Objective ▸
Scan the lines below for the string "Darkness" and copy every one that has it.

====== Records supplied

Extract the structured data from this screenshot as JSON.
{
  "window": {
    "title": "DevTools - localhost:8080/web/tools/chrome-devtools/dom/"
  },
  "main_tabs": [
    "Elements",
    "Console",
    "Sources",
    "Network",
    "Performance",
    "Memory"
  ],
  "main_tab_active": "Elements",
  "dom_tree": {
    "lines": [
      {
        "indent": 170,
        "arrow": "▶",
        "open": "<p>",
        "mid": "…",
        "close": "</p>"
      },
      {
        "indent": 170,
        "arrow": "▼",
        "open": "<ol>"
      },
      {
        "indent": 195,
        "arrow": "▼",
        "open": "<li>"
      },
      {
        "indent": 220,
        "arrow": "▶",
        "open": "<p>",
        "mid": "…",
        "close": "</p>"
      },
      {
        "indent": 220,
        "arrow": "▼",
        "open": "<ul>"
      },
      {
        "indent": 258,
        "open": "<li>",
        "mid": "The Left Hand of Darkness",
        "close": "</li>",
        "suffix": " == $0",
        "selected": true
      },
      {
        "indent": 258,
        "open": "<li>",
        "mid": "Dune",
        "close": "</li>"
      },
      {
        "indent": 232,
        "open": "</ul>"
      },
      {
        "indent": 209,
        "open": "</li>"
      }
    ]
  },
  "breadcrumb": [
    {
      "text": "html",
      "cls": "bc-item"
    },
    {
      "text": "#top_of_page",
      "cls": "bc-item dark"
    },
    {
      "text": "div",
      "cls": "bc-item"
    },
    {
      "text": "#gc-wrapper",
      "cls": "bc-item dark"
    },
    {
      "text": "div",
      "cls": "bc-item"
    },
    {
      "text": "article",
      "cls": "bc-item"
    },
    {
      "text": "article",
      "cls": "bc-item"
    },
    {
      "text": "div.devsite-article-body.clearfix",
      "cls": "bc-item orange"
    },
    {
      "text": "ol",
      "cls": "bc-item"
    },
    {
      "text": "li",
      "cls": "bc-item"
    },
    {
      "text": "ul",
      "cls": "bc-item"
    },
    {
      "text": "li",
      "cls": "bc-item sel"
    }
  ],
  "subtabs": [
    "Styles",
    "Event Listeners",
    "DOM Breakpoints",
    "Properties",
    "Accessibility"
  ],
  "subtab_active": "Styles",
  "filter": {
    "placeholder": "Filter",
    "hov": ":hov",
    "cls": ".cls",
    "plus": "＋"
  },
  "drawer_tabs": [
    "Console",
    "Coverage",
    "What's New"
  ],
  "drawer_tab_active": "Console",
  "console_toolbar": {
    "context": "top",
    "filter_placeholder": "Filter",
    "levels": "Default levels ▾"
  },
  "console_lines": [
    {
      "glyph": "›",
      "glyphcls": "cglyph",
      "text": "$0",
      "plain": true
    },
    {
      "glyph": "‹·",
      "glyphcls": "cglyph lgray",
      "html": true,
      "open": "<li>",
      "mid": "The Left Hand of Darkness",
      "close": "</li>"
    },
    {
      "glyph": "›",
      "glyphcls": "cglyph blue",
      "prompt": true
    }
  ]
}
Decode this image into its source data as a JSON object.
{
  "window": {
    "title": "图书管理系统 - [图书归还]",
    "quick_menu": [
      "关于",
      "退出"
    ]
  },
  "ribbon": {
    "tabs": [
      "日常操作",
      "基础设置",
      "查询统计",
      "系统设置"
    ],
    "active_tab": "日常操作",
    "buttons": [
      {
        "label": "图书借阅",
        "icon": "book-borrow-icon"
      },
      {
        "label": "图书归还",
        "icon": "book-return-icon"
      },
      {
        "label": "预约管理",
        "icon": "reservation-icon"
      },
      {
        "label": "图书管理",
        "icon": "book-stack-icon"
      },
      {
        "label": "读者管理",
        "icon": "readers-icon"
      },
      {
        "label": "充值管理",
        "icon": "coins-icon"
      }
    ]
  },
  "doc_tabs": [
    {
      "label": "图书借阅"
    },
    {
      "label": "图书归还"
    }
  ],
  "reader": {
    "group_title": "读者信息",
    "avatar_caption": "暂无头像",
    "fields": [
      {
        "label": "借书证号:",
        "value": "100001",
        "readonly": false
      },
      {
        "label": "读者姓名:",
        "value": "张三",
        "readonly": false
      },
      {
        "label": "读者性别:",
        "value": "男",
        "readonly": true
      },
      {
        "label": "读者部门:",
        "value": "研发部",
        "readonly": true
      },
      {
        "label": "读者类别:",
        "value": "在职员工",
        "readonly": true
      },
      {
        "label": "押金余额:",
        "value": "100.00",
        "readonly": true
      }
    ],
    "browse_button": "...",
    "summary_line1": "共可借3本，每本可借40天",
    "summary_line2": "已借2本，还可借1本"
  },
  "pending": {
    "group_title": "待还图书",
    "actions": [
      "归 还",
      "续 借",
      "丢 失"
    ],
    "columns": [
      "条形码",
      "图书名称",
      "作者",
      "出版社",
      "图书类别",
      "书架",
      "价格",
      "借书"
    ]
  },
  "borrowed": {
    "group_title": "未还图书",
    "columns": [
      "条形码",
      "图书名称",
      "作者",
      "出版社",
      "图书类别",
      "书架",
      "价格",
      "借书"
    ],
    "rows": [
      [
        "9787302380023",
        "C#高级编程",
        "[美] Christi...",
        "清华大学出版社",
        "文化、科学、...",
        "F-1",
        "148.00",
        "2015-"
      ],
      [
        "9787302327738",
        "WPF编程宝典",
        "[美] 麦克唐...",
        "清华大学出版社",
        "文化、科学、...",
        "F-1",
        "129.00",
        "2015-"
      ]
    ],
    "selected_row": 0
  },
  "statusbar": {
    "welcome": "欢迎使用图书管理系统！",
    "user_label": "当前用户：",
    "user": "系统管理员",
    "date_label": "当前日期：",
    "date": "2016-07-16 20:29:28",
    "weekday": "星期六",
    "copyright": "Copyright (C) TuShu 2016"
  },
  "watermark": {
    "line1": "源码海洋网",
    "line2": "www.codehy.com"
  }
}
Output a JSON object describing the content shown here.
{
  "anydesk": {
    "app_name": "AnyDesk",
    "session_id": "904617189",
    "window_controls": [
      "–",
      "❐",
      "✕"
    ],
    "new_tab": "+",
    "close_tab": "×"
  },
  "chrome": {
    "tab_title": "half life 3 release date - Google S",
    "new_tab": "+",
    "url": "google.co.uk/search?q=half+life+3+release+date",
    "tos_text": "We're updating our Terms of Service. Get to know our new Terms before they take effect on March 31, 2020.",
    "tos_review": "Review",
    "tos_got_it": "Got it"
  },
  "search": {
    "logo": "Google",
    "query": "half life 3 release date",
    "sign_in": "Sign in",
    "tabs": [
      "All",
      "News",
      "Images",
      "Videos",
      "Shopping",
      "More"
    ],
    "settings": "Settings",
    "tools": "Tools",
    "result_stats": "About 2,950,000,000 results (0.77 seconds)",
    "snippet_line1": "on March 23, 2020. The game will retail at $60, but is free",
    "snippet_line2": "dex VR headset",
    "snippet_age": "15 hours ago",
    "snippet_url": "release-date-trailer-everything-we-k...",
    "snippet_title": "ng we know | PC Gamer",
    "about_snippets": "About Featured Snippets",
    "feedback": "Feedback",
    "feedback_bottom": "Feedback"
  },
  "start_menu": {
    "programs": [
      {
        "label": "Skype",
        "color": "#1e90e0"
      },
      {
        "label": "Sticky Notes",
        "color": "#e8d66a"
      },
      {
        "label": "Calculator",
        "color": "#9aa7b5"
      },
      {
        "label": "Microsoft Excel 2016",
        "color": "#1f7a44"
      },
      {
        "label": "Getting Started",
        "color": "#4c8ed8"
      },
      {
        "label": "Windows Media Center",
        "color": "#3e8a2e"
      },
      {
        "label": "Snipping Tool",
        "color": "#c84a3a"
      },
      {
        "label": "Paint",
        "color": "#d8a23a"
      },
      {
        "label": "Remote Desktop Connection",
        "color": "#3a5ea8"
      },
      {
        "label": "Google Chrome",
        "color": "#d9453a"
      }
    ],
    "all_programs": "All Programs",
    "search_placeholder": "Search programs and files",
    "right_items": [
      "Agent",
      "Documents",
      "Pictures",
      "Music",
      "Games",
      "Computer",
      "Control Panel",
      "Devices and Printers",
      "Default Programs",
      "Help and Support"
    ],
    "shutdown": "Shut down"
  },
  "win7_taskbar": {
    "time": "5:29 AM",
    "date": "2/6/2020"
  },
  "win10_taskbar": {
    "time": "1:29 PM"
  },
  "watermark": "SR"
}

============

Answer to the exercise ▸
        "mid": "The Left Hand of Darkness",
      "mid": "The Left Hand of Darkness",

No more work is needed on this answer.